- BRIEF: Retype all material exactly. Pictures stay out of the copy.

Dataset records
----

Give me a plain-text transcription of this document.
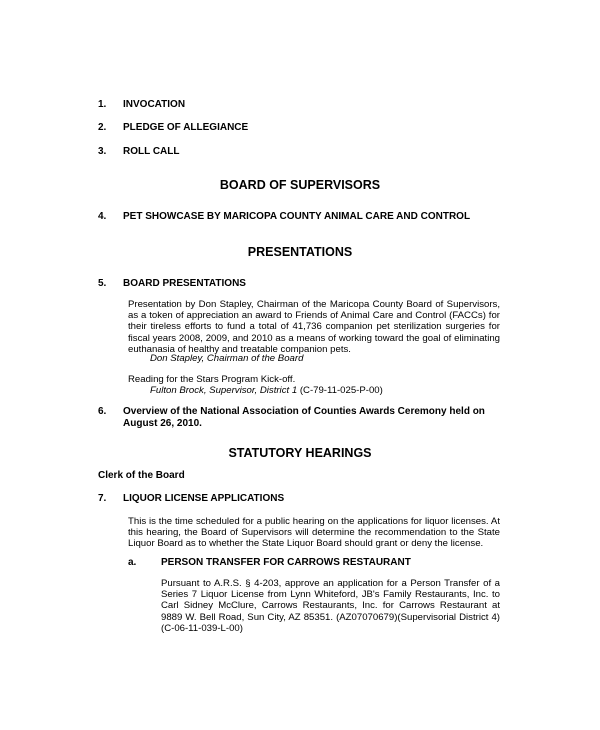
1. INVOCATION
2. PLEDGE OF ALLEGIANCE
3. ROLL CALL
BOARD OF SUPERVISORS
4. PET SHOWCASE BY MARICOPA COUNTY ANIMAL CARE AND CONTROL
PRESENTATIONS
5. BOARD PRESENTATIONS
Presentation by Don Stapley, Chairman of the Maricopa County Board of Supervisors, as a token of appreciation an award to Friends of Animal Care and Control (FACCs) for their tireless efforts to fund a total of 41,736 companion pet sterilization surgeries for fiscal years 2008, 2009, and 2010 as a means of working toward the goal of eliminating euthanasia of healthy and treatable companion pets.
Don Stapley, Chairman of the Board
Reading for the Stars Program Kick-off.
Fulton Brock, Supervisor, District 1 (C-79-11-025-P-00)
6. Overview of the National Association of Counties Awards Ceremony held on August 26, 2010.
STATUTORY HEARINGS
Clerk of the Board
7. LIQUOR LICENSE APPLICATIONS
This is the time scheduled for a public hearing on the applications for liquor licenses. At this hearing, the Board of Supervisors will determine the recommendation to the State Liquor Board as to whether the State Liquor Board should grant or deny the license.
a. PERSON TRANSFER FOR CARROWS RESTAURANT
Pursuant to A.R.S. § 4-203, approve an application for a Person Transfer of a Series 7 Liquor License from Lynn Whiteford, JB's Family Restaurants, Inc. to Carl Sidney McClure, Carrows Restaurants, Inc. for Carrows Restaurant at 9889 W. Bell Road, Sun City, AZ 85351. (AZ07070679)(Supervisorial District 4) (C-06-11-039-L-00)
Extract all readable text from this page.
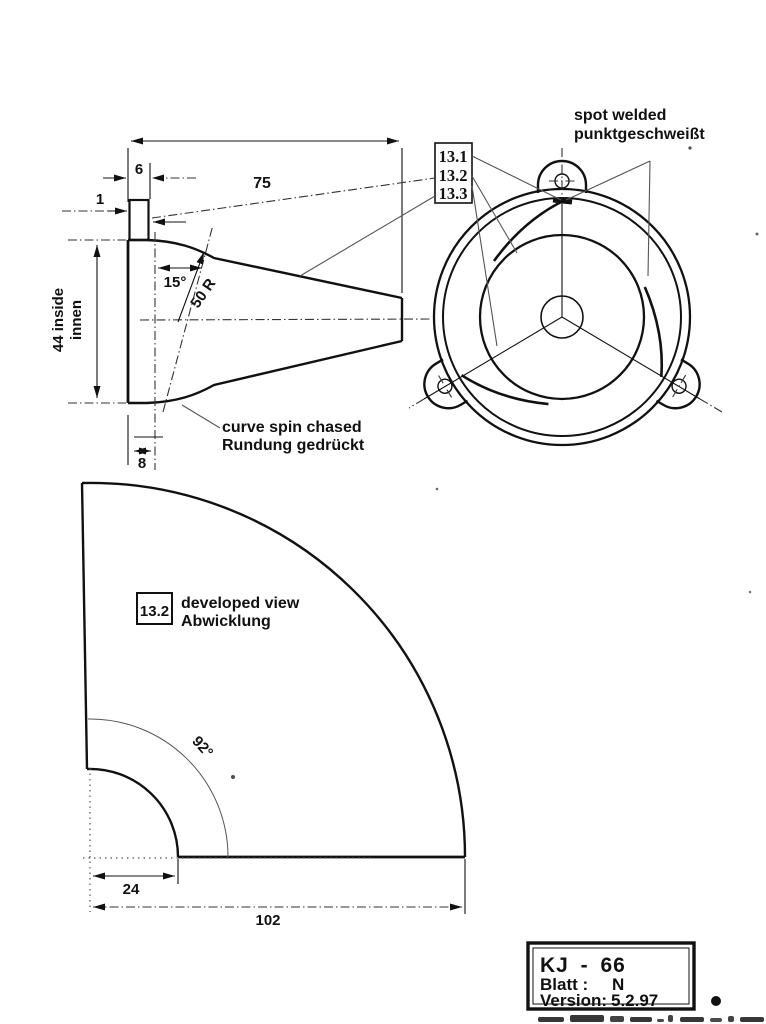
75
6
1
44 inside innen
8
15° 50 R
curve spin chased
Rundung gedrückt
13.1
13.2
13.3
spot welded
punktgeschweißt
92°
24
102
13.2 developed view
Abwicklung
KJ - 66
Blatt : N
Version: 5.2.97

----

- WORKED ANSWER:
Give me a plain-text transcription of this document.
1. INVOCATION
2. PLEDGE OF ALLEGIANCE
3. ROLL CALL
BOARD OF SUPERVISORS
4. PET SHOWCASE BY MARICOPA COUNTY ANIMAL CARE AND CONTROL
PRESENTATIONS
5. BOARD PRESENTATIONS
Presentation by Don Stapley, Chairman of the Maricopa County Board of Supervisors, as a token of appreciation an award to Friends of Animal Care and Control (FACCs) for their tireless efforts to fund a total of 41,736 companion pet sterilization surgeries for fiscal years 2008, 2009, and 2010 as a means of working toward the goal of eliminating euthanasia of healthy and treatable companion pets.
Don Stapley, Chairman of the Board
Reading for the Stars Program Kick-off.
Fulton Brock, Supervisor, District 1 (C-79-11-025-P-00)
6. Overview of the National Association of Counties Awards Ceremony held on August 26, 2010.
STATUTORY HEARINGS
Clerk of the Board
7. LIQUOR LICENSE APPLICATIONS
This is the time scheduled for a public hearing on the applications for liquor licenses. At this hearing, the Board of Supervisors will determine the recommendation to the State Liquor Board as to whether the State Liquor Board should grant or deny the license.
a. PERSON TRANSFER FOR CARROWS RESTAURANT
Pursuant to A.R.S. § 4-203, approve an application for a Person Transfer of a Series 7 Liquor License from Lynn Whiteford, JB's Family Restaurants, Inc. to Carl Sidney McClure, Carrows Restaurants, Inc. for Carrows Restaurant at 9889 W. Bell Road, Sun City, AZ 85351. (AZ07070679)(Supervisorial District 4) (C-06-11-039-L-00)
Extract all readable text from this page.
75
6
1
44 inside innen
8
15° 50 R
curve spin chased
Rundung gedrückt
13.1
13.2
13.3
spot welded
punktgeschweißt
92°
24
102
13.2 developed view
Abwicklung
KJ - 66
Blatt : N
Version: 5.2.97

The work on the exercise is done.